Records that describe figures
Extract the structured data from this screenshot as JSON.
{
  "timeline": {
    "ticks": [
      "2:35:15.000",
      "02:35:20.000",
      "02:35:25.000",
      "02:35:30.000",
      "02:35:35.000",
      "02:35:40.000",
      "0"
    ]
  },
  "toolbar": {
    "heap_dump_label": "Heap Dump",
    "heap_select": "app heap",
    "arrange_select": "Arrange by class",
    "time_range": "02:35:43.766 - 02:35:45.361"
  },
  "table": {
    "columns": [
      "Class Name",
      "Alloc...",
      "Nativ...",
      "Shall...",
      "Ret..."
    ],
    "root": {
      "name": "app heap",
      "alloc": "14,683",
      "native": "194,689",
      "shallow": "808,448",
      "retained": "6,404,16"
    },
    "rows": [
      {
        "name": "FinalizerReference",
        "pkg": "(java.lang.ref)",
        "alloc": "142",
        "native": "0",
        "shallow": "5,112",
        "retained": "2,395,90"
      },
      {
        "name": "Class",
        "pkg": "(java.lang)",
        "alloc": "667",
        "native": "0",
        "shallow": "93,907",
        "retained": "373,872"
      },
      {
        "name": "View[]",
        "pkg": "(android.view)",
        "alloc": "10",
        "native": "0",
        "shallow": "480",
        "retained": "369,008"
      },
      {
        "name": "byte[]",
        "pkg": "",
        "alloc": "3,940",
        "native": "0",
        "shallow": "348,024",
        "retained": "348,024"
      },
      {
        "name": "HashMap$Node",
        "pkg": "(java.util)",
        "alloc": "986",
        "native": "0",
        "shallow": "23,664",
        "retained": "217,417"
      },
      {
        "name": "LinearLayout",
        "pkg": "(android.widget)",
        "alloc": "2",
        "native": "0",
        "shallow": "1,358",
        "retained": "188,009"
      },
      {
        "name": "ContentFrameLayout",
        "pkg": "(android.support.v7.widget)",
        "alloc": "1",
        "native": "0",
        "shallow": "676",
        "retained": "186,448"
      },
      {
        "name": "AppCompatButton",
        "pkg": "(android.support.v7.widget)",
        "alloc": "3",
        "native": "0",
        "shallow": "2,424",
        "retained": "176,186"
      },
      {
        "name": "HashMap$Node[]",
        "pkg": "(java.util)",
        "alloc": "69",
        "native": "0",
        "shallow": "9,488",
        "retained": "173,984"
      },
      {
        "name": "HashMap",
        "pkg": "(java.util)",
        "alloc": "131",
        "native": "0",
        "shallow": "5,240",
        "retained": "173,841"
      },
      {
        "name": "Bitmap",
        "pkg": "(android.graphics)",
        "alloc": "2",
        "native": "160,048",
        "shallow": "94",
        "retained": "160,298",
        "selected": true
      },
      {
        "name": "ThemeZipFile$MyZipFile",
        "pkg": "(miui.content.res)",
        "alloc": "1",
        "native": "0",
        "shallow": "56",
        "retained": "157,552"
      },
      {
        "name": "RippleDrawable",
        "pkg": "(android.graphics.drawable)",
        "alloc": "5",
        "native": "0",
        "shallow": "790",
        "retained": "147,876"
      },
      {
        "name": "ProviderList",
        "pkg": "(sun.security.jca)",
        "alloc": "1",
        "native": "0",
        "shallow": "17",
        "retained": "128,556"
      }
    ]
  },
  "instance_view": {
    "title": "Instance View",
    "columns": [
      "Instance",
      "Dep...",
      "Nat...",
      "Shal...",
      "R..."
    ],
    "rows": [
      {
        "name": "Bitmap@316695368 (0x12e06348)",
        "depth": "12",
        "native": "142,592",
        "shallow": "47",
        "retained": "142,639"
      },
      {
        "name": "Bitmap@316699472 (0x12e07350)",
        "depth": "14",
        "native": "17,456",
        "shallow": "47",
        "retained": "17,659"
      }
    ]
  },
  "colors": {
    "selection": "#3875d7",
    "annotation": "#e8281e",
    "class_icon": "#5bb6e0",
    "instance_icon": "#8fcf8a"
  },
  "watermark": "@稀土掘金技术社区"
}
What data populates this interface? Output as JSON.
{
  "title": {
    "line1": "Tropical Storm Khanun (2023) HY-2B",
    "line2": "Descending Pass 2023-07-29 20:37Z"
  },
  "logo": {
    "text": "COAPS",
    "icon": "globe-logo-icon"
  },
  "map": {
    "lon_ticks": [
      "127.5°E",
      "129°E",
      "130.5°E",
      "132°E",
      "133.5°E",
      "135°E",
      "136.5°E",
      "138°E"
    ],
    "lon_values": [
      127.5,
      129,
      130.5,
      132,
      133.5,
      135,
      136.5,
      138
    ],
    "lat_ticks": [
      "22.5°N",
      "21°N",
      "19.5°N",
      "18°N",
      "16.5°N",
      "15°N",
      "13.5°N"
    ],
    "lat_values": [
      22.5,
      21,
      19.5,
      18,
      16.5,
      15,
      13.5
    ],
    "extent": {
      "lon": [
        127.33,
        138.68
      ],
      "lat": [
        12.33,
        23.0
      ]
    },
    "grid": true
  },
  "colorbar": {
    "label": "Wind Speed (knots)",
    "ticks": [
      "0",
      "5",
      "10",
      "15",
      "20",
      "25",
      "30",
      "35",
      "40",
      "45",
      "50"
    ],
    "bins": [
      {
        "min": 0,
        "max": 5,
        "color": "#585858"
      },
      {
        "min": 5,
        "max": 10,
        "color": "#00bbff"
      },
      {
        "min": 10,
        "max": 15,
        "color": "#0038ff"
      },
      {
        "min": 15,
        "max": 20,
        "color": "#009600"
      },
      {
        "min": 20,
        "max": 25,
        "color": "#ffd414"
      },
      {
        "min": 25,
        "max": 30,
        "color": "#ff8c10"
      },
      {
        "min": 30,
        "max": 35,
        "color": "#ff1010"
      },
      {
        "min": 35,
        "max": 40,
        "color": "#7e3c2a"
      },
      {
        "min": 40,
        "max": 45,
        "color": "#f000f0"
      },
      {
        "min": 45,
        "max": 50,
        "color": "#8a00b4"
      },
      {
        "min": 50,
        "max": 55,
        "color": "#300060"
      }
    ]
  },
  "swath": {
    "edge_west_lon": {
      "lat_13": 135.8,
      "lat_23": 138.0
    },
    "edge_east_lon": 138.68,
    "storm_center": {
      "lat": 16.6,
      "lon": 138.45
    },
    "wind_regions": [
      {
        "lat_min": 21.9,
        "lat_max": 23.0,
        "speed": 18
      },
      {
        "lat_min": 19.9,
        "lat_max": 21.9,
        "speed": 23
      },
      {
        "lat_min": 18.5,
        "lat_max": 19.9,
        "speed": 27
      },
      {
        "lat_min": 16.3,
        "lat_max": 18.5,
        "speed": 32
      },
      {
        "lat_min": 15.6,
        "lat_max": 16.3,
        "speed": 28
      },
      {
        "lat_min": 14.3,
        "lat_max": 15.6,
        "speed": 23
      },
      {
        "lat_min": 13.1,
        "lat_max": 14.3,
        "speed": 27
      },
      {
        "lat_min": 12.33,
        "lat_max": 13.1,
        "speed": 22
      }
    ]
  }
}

The exercise
Filter the entries down to the lines containing "JSON". Copy each of those lines.

Response
Extract the structured data from this screenshot as JSON.
What data populates this interface? Output as JSON.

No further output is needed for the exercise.